Quote the lines starting with the line that contains "x-tick-label: 2023: [628, 395, 654, 409]" and going on through the line that contains "x-tick-label: 2010: [71, 395, 97, 409]", both included, with no changes.

[A run of records]
————
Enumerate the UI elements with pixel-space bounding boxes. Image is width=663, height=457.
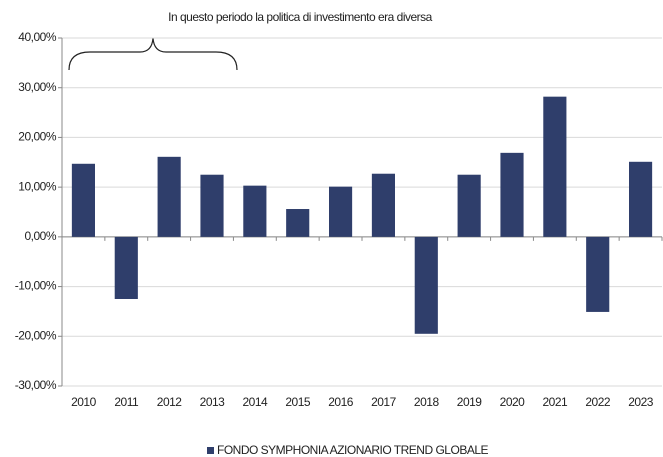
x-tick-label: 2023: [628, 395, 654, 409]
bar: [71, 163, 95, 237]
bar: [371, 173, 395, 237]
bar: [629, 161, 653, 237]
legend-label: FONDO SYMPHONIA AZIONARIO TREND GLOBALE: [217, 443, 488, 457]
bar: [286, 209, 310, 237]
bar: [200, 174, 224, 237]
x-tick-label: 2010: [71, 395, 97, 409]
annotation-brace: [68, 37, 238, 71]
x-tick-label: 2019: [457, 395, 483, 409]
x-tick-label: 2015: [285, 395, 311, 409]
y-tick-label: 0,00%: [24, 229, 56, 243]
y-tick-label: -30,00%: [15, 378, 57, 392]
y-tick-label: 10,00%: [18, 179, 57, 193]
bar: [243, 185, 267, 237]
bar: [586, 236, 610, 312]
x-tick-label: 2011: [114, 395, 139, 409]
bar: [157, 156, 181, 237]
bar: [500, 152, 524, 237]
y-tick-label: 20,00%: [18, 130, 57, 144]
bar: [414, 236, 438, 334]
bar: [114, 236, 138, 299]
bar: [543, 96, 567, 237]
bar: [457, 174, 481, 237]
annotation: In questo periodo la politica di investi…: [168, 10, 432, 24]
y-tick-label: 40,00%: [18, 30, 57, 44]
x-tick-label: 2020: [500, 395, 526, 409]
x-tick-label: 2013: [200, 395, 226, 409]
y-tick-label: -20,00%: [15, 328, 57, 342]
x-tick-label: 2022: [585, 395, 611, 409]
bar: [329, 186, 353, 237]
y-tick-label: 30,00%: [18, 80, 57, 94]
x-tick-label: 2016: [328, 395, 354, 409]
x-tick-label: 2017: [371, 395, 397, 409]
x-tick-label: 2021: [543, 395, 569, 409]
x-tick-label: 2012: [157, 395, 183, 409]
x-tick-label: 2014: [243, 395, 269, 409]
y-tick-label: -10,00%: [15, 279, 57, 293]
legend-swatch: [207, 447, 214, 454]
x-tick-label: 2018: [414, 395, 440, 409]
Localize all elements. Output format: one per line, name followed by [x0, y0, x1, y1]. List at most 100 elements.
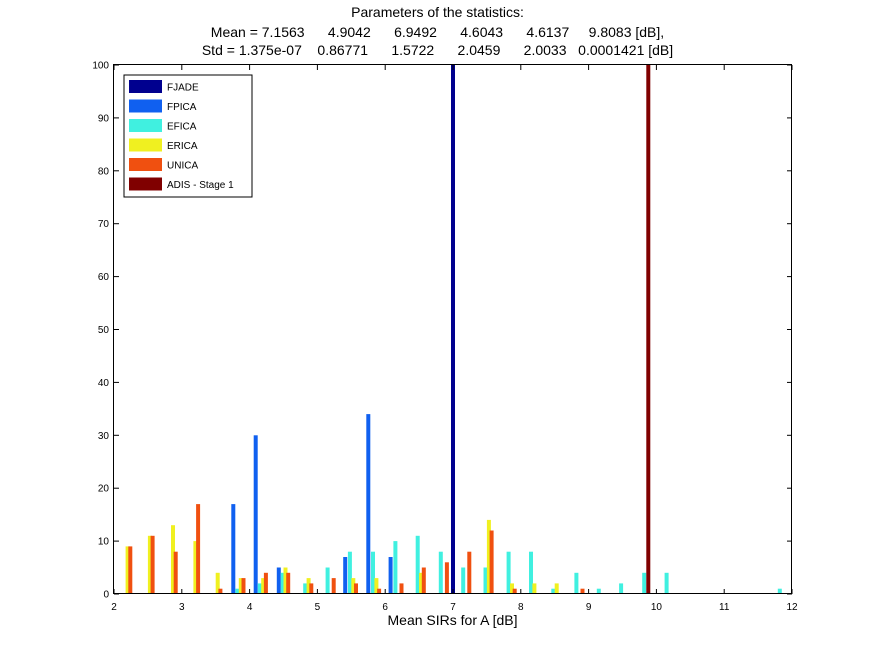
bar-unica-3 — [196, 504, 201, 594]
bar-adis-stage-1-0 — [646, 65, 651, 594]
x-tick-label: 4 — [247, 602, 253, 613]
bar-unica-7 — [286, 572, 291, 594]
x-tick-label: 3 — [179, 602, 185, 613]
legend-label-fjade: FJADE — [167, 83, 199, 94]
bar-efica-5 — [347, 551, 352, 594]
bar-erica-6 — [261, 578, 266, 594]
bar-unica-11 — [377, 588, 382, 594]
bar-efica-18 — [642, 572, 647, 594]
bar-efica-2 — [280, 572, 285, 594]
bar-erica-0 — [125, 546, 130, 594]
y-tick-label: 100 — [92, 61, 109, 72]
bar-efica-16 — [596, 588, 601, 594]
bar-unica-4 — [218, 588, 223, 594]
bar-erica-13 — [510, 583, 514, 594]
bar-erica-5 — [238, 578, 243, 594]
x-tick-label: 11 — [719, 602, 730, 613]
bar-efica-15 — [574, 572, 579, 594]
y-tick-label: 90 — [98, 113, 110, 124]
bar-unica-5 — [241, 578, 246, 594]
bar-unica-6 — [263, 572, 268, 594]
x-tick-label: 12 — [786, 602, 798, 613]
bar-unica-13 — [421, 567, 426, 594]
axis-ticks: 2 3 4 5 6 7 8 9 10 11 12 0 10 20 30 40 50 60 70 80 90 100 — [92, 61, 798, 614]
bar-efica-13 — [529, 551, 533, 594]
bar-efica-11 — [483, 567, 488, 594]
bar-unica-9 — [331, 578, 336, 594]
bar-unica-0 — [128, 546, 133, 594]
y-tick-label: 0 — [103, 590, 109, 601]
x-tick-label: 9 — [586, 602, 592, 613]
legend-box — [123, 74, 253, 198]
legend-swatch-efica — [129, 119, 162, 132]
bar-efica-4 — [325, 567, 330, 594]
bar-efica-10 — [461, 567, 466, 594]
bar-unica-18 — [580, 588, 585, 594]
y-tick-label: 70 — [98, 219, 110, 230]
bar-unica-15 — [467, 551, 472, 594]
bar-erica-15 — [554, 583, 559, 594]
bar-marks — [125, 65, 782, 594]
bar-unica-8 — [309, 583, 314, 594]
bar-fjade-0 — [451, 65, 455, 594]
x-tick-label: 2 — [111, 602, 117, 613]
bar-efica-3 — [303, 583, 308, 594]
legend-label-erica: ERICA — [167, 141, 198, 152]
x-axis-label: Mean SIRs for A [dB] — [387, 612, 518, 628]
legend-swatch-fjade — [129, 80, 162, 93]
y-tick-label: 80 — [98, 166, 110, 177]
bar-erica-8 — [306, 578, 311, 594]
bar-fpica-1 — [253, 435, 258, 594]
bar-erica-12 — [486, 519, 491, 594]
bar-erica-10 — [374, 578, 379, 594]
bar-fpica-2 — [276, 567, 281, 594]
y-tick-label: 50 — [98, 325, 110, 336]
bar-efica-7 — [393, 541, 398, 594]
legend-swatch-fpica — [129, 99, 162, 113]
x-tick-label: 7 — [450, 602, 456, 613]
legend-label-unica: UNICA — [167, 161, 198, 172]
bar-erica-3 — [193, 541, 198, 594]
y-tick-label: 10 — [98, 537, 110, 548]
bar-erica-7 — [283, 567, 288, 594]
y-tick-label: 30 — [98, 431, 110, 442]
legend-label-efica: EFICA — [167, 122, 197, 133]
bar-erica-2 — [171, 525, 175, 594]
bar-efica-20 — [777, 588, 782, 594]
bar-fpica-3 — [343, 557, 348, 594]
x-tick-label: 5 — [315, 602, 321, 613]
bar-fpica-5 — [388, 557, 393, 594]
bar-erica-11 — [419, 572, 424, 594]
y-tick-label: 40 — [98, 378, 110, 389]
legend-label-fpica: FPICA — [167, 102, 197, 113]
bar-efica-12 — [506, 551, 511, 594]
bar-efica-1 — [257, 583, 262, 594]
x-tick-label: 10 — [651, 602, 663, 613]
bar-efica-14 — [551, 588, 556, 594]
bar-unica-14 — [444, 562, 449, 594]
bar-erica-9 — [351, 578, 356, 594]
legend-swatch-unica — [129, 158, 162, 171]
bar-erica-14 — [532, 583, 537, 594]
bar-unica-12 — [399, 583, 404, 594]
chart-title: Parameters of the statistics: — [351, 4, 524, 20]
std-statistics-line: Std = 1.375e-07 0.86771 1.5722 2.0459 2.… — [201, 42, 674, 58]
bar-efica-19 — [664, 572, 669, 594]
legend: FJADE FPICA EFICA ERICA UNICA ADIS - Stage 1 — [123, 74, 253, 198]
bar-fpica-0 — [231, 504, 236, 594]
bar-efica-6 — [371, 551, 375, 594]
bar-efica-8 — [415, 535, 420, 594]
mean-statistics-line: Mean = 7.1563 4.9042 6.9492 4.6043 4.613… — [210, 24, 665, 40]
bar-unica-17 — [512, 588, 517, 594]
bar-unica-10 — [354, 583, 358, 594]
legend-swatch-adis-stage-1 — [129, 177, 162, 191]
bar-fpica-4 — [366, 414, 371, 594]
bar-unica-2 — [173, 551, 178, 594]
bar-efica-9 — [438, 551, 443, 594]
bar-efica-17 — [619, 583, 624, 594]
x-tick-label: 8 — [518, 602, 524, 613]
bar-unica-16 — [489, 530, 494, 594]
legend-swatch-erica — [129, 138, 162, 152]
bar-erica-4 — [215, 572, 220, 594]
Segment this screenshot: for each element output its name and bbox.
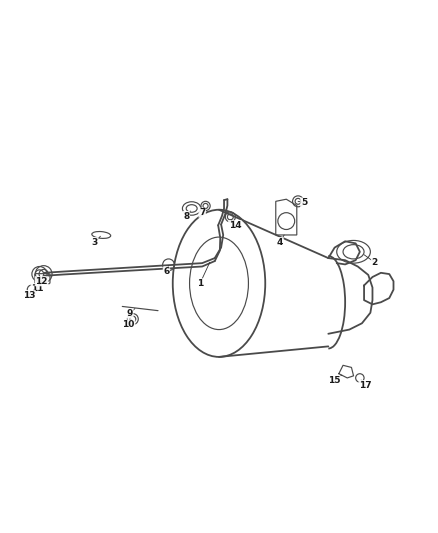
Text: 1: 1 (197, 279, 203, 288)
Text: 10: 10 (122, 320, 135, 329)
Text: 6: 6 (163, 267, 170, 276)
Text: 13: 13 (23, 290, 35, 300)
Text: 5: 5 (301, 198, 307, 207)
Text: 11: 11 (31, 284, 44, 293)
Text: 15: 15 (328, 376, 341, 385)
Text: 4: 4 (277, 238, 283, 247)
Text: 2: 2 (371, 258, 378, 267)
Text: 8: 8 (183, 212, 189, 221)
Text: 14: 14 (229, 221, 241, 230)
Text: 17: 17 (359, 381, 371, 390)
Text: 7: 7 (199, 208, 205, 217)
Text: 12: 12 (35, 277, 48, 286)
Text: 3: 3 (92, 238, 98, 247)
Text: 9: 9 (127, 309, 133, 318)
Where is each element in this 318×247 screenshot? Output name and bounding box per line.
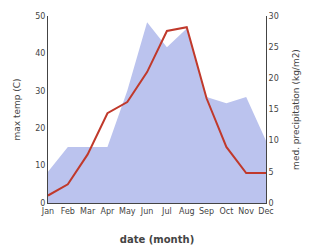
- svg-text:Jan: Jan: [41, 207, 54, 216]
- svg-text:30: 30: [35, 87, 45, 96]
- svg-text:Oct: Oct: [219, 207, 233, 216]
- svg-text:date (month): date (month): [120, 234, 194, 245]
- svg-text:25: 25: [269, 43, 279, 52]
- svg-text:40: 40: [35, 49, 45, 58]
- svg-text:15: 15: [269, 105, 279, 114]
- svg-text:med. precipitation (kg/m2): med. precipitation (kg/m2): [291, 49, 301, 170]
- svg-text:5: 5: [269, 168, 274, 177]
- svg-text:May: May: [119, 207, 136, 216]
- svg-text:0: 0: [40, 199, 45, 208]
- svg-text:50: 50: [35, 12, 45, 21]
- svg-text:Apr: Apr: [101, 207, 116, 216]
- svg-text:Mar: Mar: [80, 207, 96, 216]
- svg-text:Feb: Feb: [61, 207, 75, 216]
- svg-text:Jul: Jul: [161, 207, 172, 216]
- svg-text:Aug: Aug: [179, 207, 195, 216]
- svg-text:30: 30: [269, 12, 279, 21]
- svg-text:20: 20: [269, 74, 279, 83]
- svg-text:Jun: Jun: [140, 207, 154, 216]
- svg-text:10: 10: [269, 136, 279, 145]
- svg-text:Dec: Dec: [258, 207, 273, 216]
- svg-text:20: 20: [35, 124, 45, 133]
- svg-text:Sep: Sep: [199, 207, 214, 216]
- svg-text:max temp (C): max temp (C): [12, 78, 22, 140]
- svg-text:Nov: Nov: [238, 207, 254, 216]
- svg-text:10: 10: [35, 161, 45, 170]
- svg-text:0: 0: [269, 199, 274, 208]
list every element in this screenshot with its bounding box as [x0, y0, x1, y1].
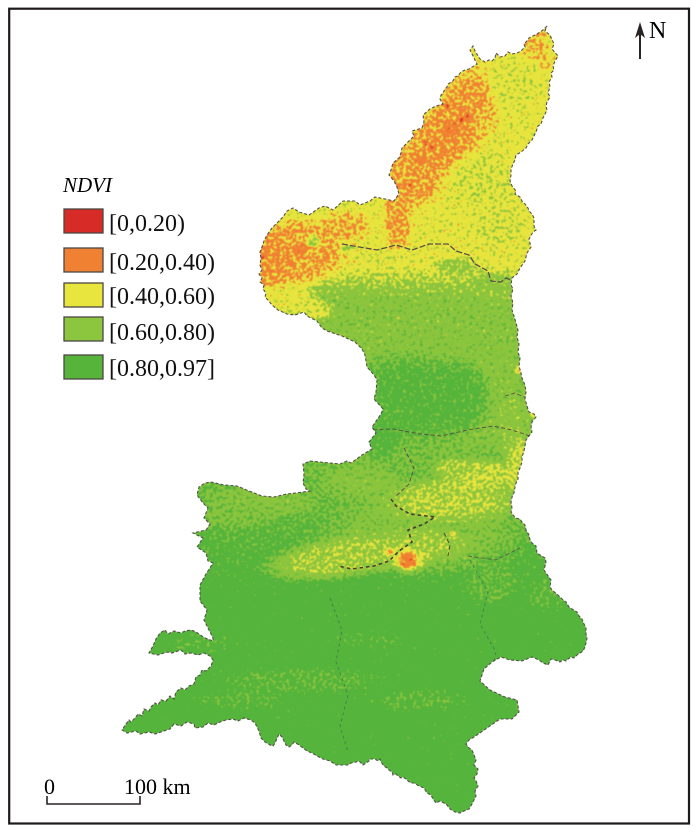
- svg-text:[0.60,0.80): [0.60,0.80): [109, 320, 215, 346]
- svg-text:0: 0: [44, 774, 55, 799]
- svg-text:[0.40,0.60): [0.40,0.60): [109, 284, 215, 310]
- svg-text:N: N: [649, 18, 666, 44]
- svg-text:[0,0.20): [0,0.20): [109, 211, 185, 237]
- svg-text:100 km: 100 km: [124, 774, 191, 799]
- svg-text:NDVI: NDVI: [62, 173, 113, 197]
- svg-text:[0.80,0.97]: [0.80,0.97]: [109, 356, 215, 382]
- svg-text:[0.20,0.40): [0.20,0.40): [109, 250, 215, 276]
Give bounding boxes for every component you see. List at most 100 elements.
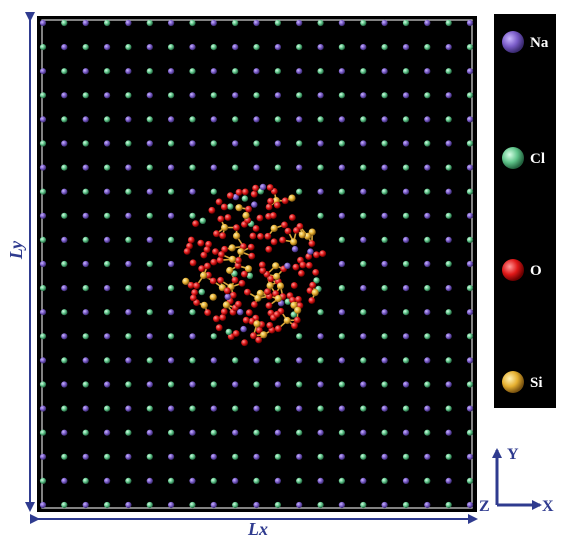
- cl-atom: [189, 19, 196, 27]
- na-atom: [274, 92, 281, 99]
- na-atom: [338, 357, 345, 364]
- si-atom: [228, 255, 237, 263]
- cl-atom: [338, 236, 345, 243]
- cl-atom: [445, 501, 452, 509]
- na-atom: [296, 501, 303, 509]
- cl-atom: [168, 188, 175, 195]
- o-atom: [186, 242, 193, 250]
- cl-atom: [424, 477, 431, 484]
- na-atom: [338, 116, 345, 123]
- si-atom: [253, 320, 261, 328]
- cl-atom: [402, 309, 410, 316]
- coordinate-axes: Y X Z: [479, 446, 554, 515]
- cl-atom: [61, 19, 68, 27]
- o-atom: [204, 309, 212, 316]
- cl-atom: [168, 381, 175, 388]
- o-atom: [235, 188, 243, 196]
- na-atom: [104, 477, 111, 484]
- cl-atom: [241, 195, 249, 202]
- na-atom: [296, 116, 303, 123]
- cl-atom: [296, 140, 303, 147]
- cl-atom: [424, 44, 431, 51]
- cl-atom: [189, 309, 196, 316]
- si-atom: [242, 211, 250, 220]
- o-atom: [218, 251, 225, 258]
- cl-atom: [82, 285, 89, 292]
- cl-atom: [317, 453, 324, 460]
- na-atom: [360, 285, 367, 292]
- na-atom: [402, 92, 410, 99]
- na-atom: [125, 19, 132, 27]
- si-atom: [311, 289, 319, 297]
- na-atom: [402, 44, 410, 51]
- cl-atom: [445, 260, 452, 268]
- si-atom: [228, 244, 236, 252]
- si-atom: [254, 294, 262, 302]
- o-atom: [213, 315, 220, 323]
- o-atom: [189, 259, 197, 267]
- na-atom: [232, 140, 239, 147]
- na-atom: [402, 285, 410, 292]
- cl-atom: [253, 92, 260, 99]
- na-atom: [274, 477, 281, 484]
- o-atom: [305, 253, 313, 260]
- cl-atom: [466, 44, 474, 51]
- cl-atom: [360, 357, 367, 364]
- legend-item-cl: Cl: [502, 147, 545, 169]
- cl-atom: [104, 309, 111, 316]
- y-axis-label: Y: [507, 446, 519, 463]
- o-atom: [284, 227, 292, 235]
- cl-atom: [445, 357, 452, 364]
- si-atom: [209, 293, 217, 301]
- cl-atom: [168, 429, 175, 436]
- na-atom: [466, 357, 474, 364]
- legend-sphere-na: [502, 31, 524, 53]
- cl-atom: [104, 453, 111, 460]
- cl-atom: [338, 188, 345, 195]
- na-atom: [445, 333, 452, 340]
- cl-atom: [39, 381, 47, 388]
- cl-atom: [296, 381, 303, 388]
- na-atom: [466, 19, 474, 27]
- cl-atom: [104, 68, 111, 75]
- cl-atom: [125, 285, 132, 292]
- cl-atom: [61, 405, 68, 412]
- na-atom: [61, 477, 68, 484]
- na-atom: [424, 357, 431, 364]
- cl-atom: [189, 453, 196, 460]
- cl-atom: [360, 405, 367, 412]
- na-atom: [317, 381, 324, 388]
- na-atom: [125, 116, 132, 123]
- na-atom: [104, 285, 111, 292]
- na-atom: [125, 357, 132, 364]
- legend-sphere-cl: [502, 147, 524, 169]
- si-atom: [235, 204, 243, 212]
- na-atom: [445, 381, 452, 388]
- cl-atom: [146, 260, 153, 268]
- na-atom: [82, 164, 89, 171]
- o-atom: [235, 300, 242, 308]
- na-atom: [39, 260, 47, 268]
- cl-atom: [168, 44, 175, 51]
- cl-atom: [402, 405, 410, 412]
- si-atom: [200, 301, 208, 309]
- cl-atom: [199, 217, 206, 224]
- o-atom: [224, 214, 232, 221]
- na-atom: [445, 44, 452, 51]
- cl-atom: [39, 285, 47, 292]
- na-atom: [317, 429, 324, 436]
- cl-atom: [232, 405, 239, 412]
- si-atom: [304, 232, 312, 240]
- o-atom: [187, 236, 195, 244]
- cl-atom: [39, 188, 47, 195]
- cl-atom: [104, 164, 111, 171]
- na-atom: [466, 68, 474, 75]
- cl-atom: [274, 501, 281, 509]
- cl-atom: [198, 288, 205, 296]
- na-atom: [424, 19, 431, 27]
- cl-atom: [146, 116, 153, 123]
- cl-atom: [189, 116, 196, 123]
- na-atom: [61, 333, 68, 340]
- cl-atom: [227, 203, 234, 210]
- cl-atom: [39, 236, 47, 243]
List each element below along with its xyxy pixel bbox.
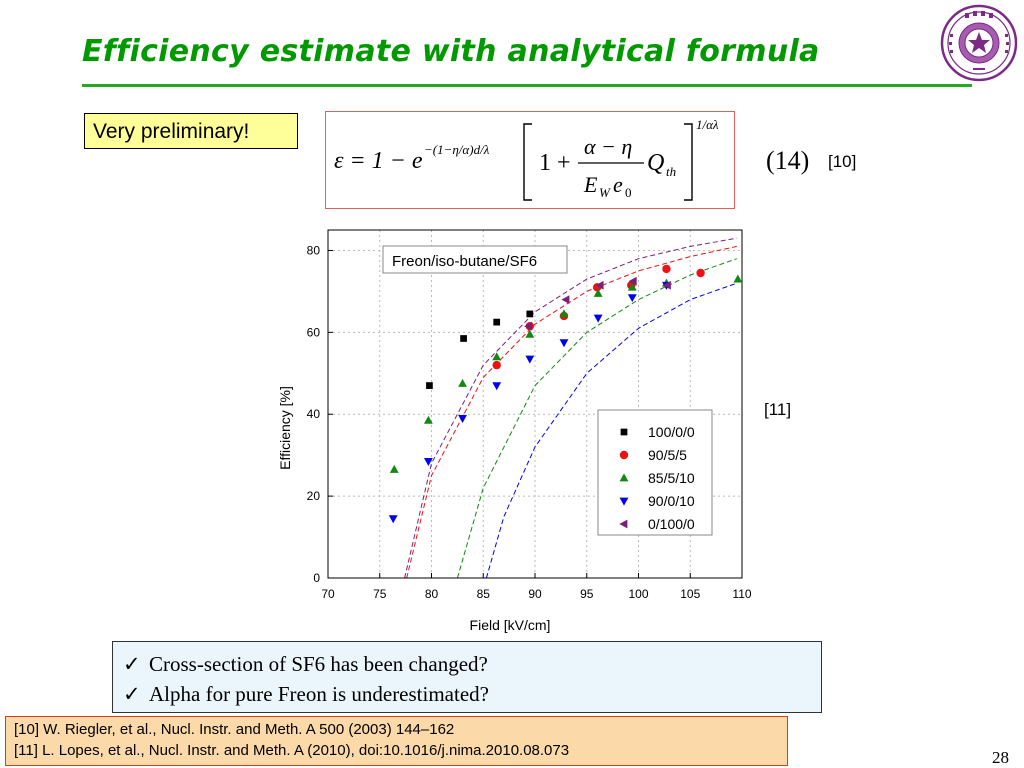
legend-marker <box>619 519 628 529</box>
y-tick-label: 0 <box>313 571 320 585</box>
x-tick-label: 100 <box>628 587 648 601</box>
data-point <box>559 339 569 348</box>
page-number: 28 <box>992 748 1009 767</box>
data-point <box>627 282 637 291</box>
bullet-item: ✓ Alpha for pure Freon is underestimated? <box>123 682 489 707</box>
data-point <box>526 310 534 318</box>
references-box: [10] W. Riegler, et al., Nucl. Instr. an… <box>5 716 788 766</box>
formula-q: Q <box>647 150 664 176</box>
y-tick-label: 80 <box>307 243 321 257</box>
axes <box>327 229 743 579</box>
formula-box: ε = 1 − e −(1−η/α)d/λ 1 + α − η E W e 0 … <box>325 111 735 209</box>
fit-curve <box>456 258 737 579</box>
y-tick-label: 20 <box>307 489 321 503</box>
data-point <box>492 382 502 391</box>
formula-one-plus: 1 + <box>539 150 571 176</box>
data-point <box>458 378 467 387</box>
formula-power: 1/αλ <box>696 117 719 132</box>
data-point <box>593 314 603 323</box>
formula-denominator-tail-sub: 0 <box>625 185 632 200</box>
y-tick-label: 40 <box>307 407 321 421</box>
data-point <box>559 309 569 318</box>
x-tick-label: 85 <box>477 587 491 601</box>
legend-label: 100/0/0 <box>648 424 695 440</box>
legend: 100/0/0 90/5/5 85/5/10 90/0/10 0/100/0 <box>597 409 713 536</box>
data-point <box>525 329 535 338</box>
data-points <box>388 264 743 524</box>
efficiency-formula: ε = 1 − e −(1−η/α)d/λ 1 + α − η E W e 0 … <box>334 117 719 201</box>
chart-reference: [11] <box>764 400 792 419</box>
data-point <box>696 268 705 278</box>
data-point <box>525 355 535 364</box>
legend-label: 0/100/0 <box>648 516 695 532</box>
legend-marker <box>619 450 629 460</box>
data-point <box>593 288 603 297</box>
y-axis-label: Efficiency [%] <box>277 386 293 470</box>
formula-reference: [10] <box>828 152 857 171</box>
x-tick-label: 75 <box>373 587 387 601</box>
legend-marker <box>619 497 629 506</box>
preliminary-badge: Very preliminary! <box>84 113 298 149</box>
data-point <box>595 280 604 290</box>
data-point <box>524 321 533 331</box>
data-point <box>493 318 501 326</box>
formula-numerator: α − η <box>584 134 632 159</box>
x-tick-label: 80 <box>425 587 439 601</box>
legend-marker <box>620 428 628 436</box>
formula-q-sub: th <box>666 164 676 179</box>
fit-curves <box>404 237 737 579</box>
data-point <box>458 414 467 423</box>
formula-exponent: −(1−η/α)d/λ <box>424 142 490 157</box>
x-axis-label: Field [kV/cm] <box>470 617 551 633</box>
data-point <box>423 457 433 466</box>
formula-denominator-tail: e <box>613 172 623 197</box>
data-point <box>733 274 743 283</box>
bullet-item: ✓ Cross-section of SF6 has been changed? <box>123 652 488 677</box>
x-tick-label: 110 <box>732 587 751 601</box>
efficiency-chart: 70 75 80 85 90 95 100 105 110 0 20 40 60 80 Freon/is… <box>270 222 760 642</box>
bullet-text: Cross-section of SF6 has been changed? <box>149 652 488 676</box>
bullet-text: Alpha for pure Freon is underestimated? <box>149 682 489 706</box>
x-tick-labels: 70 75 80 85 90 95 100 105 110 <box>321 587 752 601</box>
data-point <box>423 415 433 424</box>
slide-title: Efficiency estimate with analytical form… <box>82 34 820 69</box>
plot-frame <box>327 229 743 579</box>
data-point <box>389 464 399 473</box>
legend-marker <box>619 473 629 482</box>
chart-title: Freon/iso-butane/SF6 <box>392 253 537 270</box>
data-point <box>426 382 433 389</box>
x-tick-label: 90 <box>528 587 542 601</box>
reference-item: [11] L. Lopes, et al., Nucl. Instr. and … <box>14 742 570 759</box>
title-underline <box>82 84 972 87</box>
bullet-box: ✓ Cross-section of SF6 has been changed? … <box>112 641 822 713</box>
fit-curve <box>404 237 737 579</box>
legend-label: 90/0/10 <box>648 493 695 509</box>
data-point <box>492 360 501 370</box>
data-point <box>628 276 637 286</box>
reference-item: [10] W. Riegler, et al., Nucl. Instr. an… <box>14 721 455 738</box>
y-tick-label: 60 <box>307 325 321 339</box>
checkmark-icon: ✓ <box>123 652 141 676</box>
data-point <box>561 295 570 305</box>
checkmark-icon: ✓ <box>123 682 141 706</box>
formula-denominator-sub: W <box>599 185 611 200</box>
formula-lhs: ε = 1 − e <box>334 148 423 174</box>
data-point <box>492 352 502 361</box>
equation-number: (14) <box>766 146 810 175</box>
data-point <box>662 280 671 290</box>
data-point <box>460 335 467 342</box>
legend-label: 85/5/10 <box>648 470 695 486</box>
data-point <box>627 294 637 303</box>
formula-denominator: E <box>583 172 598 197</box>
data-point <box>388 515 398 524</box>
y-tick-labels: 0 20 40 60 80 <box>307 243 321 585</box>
————
◆ ANSWER TO THE EXERCISE
x-tick-label: 2023: [628, 395, 654, 409]
bar: [71, 163, 95, 237]
bar: [371, 173, 395, 237]
bar: [629, 161, 653, 237]
legend-label: FONDO SYMPHONIA AZIONARIO TREND GLOBALE: [217, 443, 488, 457]
bar: [286, 209, 310, 237]
bar: [200, 174, 224, 237]
x-tick-label: 2010: [71, 395, 97, 409]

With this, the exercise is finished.